* _Given problem A_:
In the Carlyle article, what month and year was the Carlyle Asia Leveraged Finance Unit set up?
* _Given problem B_:
Reproduce the Carlyle article starting at the words "A Singapore-based leveraged" and stopping after "on CALF’s funding.".

* _Provided passage_:
--------------------------------

Carlyle Shutters Asia Leveraged Finance Group

The Carlyle Group has shut down its Asia leveraged finance group, with six bankers leaving including Managing Director and Group Head Eric Mason, sending a chill through the Asia Pacific loan markets.

Set up in May 2007, the Carlyle Asia Leveraged Finance Unit (CALF) was said by the Washington-based private equity powerhouse to be the first dedicated leveraged finance team among private equity funds in Asia, and was intended to complement the Carlyle Group’s activities in the United States and Europe.

Its sudden closure on Monday led to widespread discussion among bankers in Asia about the reasons for its demise.

Carlyle spokeswoman Dorothy Lee said that the closure was a collective decision between the team and Carlyle.

The decision was made “in light of the current global turmoil and the serious dislocation of the credit capital markets”, Lee said in a brief emailed statement.

Mason, who left JP Morgan to set up the CALF operations in 2007, did not return calls seeking comment.

Bankers at other firms expressed a mixture of surprise and disappointment at the action, but gave different interpretations.

“You’d think you could pick up a lot of assets at or near distressed levels in this market,” said one Hong Kong-based syndication head, expressing his surprise at the closure.

But the same banker added that the area of leveraged finance was seen as carrying greater risk in the current market.

“Anything to do with leverage at the moment has a degree of risk associated with it, not because of interest rates, more to do with business reasons,” he said. “Companies that have been leveraged up might have difficulty in areas such as operating margins or meeting covenants.”

A Singapore-based leveraged finance banker familiar with the group said that the CALF team had strong technical expertise but that Carlyle would only have provided seed funding in order to make hires, get regulatory approvals and establish offices.

He said that the original mission of the fund was to be an institutional investor in primary syndicated loans.

Carlyle’s Lee declined to comment on CALF’s funding.

--------------------------------

* _Supplied data_:
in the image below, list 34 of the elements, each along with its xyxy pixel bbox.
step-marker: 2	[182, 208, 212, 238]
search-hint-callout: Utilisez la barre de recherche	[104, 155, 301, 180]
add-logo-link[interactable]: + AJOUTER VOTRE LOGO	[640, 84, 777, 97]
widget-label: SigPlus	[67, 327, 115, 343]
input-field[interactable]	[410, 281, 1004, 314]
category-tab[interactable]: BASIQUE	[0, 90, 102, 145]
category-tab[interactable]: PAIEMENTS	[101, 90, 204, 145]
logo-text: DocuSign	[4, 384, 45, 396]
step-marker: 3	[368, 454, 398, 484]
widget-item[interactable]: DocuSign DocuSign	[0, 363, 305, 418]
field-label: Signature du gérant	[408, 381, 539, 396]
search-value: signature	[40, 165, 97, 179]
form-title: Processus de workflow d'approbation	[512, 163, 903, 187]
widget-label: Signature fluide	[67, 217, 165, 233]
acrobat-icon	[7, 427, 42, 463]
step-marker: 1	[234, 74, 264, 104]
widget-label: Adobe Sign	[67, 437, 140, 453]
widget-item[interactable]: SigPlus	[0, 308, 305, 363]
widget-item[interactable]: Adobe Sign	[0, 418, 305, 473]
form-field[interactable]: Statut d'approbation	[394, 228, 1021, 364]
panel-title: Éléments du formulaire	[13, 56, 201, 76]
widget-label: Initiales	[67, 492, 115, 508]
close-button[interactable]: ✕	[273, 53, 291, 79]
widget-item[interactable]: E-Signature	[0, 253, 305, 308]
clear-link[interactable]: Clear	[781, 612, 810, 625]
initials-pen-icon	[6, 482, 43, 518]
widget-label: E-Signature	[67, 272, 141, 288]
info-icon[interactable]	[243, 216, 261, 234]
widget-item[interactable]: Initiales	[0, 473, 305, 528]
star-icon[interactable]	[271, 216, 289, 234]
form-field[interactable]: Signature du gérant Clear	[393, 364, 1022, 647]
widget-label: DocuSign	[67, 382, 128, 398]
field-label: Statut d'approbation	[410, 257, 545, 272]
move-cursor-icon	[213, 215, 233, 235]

--------------------------------

* _Right answer A_:
May 2007

* _Right answer B_:
A Singapore-based leveraged finance banker familiar with the group said that the CALF team had strong technical expertise but that Carlyle would only have provided seed funding in order to make hires, get regulatory approvals and establish offices.

He said that the original mission of the fund was to be an institutional investor in primary syndicated loans.

Carlyle’s Lee declined to comment on CALF’s funding.